> **Directions**
Every line of the material that follows must be printed again exactly.

#### Material provided ####

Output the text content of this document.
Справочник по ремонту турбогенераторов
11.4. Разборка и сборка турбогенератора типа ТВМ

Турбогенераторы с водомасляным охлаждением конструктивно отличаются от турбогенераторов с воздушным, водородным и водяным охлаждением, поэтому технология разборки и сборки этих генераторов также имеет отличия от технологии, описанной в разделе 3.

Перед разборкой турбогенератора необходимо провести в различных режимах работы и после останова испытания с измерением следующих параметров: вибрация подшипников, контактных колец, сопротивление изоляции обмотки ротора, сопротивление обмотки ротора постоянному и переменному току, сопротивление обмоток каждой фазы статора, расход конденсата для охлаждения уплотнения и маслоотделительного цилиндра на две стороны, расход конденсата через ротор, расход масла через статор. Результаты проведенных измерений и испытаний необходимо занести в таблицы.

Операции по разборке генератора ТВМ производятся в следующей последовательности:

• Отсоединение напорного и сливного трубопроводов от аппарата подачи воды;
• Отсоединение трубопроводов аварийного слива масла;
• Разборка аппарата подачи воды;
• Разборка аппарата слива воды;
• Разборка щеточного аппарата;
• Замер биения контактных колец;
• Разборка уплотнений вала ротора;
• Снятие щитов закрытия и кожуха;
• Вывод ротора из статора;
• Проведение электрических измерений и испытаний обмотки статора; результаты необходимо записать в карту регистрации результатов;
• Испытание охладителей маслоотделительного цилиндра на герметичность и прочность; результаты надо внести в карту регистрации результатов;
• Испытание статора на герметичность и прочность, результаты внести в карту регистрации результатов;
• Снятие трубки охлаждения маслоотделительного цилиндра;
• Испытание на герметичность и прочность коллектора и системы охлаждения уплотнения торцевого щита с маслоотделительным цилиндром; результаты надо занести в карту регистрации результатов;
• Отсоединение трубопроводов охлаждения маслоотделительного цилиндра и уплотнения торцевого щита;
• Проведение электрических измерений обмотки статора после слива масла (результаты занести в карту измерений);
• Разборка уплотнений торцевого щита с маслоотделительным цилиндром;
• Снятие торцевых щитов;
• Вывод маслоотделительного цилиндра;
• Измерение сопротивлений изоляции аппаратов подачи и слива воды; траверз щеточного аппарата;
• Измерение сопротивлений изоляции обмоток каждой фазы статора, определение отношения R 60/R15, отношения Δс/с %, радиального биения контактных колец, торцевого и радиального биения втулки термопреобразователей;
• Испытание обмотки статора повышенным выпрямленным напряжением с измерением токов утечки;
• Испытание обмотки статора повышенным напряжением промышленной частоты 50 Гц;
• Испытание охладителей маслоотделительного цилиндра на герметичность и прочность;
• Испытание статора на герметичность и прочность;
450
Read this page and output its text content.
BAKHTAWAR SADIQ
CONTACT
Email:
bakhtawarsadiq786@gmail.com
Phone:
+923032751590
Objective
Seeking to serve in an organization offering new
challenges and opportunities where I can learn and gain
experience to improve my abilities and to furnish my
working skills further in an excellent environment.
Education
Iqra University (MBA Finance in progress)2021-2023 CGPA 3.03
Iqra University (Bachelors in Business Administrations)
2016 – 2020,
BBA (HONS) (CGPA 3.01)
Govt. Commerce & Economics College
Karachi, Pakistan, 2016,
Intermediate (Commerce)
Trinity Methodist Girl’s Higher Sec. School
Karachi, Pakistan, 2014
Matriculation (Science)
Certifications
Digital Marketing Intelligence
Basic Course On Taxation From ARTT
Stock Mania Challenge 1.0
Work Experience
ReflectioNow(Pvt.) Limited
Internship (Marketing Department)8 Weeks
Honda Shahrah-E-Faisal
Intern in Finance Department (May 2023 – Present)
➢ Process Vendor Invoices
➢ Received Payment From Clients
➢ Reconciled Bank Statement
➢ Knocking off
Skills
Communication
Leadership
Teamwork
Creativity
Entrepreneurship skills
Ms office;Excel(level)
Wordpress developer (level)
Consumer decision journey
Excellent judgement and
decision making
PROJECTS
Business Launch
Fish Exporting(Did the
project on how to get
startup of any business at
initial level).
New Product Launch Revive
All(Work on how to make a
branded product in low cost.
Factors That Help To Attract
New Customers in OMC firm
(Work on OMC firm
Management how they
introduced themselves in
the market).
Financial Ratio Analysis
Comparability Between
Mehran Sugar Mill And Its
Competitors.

####

> **Exercise answer**
Output the text content of this document.
Справочник по ремонту турбогенераторов
11.4. Разборка и сборка турбогенератора типа ТВМ

Турбогенераторы с водомасляным охлаждением конструктивно отличаются от турбогенераторов с воздушным, водородным и водяным охлаждением, поэтому технология разборки и сборки этих генераторов также имеет отличия от технологии, описанной в разделе 3.

Перед разборкой турбогенератора необходимо провести в различных режимах работы и после останова испытания с измерением следующих параметров: вибрация подшипников, контактных колец, сопротивление изоляции обмотки ротора, сопротивление обмотки ротора постоянному и переменному току, сопротивление обмоток каждой фазы статора, расход конденсата для охлаждения уплотнения и маслоотделительного цилиндра на две стороны, расход конденсата через ротор, расход масла через статор. Результаты проведенных измерений и испытаний необходимо занести в таблицы.

Операции по разборке генератора ТВМ производятся в следующей последовательности:

• Отсоединение напорного и сливного трубопроводов от аппарата подачи воды;
• Отсоединение трубопроводов аварийного слива масла;
• Разборка аппарата подачи воды;
• Разборка аппарата слива воды;
• Разборка щеточного аппарата;
• Замер биения контактных колец;
• Разборка уплотнений вала ротора;
• Снятие щитов закрытия и кожуха;
• Вывод ротора из статора;
• Проведение электрических измерений и испытаний обмотки статора; результаты необходимо записать в карту регистрации результатов;
• Испытание охладителей маслоотделительного цилиндра на герметичность и прочность; результаты надо внести в карту регистрации результатов;
• Испытание статора на герметичность и прочность, результаты внести в карту регистрации результатов;
• Снятие трубки охлаждения маслоотделительного цилиндра;
• Испытание на герметичность и прочность коллектора и системы охлаждения уплотнения торцевого щита с маслоотделительным цилиндром; результаты надо занести в карту регистрации результатов;
• Отсоединение трубопроводов охлаждения маслоотделительного цилиндра и уплотнения торцевого щита;
• Проведение электрических измерений обмотки статора после слива масла (результаты занести в карту измерений);
• Разборка уплотнений торцевого щита с маслоотделительным цилиндром;
• Снятие торцевых щитов;
• Вывод маслоотделительного цилиндра;
• Измерение сопротивлений изоляции аппаратов подачи и слива воды; траверз щеточного аппарата;
• Измерение сопротивлений изоляции обмоток каждой фазы статора, определение отношения R 60/R15, отношения Δс/с %, радиального биения контактных колец, торцевого и радиального биения втулки термопреобразователей;
• Испытание обмотки статора повышенным выпрямленным напряжением с измерением токов утечки;
• Испытание обмотки статора повышенным напряжением промышленной частоты 50 Гц;
• Испытание охладителей маслоотделительного цилиндра на герметичность и прочность;
• Испытание статора на герметичность и прочность;
450
Read this page and output its text content.
BAKHTAWAR SADIQ
CONTACT
Email:
bakhtawarsadiq786@gmail.com
Phone:
+923032751590
Objective
Seeking to serve in an organization offering new
challenges and opportunities where I can learn and gain
experience to improve my abilities and to furnish my
working skills further in an excellent environment.
Education
Iqra University (MBA Finance in progress)2021-2023 CGPA 3.03
Iqra University (Bachelors in Business Administrations)
2016 – 2020,
BBA (HONS) (CGPA 3.01)
Govt. Commerce & Economics College
Karachi, Pakistan, 2016,
Intermediate (Commerce)
Trinity Methodist Girl’s Higher Sec. School
Karachi, Pakistan, 2014
Matriculation (Science)
Certifications
Digital Marketing Intelligence
Basic Course On Taxation From ARTT
Stock Mania Challenge 1.0
Work Experience
ReflectioNow(Pvt.) Limited
Internship (Marketing Department)8 Weeks
Honda Shahrah-E-Faisal
Intern in Finance Department (May 2023 – Present)
➢ Process Vendor Invoices
➢ Received Payment From Clients
➢ Reconciled Bank Statement
➢ Knocking off
Skills
Communication
Leadership
Teamwork
Creativity
Entrepreneurship skills
Ms office;Excel(level)
Wordpress developer (level)
Consumer decision journey
Excellent judgement and
decision making
PROJECTS
Business Launch
Fish Exporting(Did the
project on how to get
startup of any business at
initial level).
New Product Launch Revive
All(Work on how to make a
branded product in low cost.
Factors That Help To Attract
New Customers in OMC firm
(Work on OMC firm
Management how they
introduced themselves in
the market).
Financial Ratio Analysis
Comparability Between
Mehran Sugar Mill And Its
Competitors.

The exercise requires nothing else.